-- START SUPPLIED DATA --

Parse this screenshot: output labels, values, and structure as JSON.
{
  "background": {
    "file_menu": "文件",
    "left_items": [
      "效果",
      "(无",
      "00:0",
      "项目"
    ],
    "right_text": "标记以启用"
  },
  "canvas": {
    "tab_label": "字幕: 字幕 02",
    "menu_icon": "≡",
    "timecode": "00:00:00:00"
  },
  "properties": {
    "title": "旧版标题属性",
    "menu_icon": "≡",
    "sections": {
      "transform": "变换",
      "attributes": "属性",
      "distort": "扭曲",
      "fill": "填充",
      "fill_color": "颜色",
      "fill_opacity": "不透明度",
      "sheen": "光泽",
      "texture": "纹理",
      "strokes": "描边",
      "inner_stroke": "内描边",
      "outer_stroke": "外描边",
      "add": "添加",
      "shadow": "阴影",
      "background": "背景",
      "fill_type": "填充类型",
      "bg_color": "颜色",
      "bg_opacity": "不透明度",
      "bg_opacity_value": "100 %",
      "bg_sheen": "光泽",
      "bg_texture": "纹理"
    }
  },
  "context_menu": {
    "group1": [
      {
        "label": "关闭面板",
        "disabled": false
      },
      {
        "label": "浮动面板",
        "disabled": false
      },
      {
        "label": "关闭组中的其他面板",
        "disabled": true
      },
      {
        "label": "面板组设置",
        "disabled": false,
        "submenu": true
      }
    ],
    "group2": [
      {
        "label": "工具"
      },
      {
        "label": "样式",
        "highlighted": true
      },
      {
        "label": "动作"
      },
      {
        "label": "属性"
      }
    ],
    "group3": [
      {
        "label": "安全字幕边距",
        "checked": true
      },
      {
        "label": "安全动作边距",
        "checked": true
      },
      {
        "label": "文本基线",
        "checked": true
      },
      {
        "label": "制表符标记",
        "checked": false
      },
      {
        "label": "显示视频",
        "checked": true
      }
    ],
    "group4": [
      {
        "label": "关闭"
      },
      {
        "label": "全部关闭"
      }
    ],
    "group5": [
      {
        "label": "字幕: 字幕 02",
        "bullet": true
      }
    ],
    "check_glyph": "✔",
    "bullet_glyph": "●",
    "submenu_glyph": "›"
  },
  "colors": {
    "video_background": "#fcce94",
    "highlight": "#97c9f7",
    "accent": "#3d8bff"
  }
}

-- END SUPPLIED DATA --

EXERCISE DETAILS ->
Write out all the data again, exactly as it appears.

ANSWER TO THE PROBLEM ->
Parse this screenshot: output labels, values, and structure as JSON.
{
  "background": {
    "file_menu": "文件",
    "left_items": [
      "效果",
      "(无",
      "00:0",
      "项目"
    ],
    "right_text": "标记以启用"
  },
  "canvas": {
    "tab_label": "字幕: 字幕 02",
    "menu_icon": "≡",
    "timecode": "00:00:00:00"
  },
  "properties": {
    "title": "旧版标题属性",
    "menu_icon": "≡",
    "sections": {
      "transform": "变换",
      "attributes": "属性",
      "distort": "扭曲",
      "fill": "填充",
      "fill_color": "颜色",
      "fill_opacity": "不透明度",
      "sheen": "光泽",
      "texture": "纹理",
      "strokes": "描边",
      "inner_stroke": "内描边",
      "outer_stroke": "外描边",
      "add": "添加",
      "shadow": "阴影",
      "background": "背景",
      "fill_type": "填充类型",
      "bg_color": "颜色",
      "bg_opacity": "不透明度",
      "bg_opacity_value": "100 %",
      "bg_sheen": "光泽",
      "bg_texture": "纹理"
    }
  },
  "context_menu": {
    "group1": [
      {
        "label": "关闭面板",
        "disabled": false
      },
      {
        "label": "浮动面板",
        "disabled": false
      },
      {
        "label": "关闭组中的其他面板",
        "disabled": true
      },
      {
        "label": "面板组设置",
        "disabled": false,
        "submenu": true
      }
    ],
    "group2": [
      {
        "label": "工具"
      },
      {
        "label": "样式",
        "highlighted": true
      },
      {
        "label": "动作"
      },
      {
        "label": "属性"
      }
    ],
    "group3": [
      {
        "label": "安全字幕边距",
        "checked": true
      },
      {
        "label": "安全动作边距",
        "checked": true
      },
      {
        "label": "文本基线",
        "checked": true
      },
      {
        "label": "制表符标记",
        "checked": false
      },
      {
        "label": "显示视频",
        "checked": true
      }
    ],
    "group4": [
      {
        "label": "关闭"
      },
      {
        "label": "全部关闭"
      }
    ],
    "group5": [
      {
        "label": "字幕: 字幕 02",
        "bullet": true
      }
    ],
    "check_glyph": "✔",
    "bullet_glyph": "●",
    "submenu_glyph": "›"
  },
  "colors": {
    "video_background": "#fcce94",
    "highlight": "#97c9f7",
    "accent": "#3d8bff"
  }
}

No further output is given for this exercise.